Extract each line containing the string "京都学園大学".

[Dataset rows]
┌────────
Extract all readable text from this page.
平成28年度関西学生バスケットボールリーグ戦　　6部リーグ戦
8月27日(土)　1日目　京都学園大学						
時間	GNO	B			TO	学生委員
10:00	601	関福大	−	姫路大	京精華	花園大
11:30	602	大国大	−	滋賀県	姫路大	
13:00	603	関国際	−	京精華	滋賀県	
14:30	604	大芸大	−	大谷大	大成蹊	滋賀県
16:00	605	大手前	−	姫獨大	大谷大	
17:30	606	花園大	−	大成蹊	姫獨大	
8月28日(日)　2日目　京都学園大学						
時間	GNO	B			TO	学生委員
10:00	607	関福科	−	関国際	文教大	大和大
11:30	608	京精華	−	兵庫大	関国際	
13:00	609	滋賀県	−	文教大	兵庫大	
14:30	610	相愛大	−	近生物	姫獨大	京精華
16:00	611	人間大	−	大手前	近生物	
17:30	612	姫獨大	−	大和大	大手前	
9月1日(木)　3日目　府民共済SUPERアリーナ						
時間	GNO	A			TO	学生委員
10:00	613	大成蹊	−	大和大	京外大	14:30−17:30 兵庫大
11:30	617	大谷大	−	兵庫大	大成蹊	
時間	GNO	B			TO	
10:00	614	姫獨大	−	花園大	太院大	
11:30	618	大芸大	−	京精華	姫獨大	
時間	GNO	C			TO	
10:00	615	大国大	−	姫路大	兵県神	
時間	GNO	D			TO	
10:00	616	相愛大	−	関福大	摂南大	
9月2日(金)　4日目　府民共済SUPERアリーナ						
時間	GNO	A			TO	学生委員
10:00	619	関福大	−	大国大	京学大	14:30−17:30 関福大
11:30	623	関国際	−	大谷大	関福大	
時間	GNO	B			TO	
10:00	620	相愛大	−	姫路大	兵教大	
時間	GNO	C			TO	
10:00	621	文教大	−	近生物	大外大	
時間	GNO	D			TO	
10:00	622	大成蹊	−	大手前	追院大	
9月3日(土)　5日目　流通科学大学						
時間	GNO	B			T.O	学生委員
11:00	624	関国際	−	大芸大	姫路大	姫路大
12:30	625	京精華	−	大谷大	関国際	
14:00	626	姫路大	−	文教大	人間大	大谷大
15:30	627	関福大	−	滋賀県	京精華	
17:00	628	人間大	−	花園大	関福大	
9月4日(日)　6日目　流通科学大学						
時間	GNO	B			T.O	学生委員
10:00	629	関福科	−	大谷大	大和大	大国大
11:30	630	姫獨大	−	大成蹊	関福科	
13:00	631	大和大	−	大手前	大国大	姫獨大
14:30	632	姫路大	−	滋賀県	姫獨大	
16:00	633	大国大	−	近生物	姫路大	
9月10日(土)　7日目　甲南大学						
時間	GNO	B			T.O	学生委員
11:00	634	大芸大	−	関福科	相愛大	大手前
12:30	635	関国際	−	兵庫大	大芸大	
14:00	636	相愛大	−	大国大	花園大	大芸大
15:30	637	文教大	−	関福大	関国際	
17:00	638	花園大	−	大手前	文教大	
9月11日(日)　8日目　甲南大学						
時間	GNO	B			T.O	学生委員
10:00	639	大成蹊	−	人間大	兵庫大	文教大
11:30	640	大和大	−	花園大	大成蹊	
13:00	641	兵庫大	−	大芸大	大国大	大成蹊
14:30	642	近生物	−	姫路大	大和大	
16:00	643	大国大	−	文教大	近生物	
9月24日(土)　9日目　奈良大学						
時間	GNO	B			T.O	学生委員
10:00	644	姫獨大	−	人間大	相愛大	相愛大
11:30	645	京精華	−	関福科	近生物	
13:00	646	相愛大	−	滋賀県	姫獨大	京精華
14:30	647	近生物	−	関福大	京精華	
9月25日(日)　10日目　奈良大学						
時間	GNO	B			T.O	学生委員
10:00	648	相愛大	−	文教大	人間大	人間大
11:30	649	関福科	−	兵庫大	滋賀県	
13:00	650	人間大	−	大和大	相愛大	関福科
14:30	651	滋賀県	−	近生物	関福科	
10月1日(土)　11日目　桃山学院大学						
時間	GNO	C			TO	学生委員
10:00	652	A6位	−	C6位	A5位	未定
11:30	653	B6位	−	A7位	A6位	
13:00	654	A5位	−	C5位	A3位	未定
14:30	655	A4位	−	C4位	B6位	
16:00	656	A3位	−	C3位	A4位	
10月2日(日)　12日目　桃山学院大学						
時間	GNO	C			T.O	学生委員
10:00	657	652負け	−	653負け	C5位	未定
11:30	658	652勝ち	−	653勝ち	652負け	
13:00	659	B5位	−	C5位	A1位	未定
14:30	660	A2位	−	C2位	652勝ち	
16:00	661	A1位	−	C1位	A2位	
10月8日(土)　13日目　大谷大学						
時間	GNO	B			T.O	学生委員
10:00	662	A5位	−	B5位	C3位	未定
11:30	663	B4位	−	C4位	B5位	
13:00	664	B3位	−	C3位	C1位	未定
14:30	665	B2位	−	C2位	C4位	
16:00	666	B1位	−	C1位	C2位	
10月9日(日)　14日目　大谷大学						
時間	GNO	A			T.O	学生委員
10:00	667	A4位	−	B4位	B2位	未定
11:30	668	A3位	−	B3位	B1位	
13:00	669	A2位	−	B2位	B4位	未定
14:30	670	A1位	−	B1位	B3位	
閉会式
└────────
**Exercise result:**
8月27日(土)　1日目　京都学園大学						
8月28日(日)　2日目　京都学園大学						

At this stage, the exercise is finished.